Short problem: Copy every line with the string "Works" in it.
* Begin *
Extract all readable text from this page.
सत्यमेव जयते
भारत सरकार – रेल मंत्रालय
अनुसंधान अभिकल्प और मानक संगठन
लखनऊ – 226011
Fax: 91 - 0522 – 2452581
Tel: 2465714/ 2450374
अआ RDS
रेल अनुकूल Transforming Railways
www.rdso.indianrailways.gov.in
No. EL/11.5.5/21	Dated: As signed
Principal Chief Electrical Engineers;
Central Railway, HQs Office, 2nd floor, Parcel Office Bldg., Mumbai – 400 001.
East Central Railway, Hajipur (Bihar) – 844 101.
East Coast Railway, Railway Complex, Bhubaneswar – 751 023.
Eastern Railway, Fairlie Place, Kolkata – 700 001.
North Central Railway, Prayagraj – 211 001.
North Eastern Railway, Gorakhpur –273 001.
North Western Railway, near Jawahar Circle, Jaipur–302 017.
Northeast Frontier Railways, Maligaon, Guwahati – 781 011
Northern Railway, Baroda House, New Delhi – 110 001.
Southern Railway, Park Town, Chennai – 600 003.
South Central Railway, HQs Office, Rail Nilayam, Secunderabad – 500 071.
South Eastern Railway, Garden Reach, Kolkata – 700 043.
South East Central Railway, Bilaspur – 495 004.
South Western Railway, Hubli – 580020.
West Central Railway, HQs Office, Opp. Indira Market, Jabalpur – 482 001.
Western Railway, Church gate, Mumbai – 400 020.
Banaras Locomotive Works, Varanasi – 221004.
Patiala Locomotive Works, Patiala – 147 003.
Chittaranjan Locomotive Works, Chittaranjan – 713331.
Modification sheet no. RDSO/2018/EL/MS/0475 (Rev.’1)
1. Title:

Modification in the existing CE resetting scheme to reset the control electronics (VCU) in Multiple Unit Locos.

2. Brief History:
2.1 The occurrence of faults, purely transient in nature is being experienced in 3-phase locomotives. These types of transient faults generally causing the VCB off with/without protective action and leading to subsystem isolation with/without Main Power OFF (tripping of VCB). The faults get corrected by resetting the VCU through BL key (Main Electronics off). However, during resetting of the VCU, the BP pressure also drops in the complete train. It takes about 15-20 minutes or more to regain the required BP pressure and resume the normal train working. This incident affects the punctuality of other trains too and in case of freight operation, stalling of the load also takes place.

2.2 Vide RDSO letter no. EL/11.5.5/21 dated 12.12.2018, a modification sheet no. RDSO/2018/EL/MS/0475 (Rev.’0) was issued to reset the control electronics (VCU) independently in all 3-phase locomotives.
* End *
Full solution:
Banaras Locomotive Works, Varanasi – 221004.
Patiala Locomotive Works, Patiala – 147 003.
Chittaranjan Locomotive Works, Chittaranjan – 713331.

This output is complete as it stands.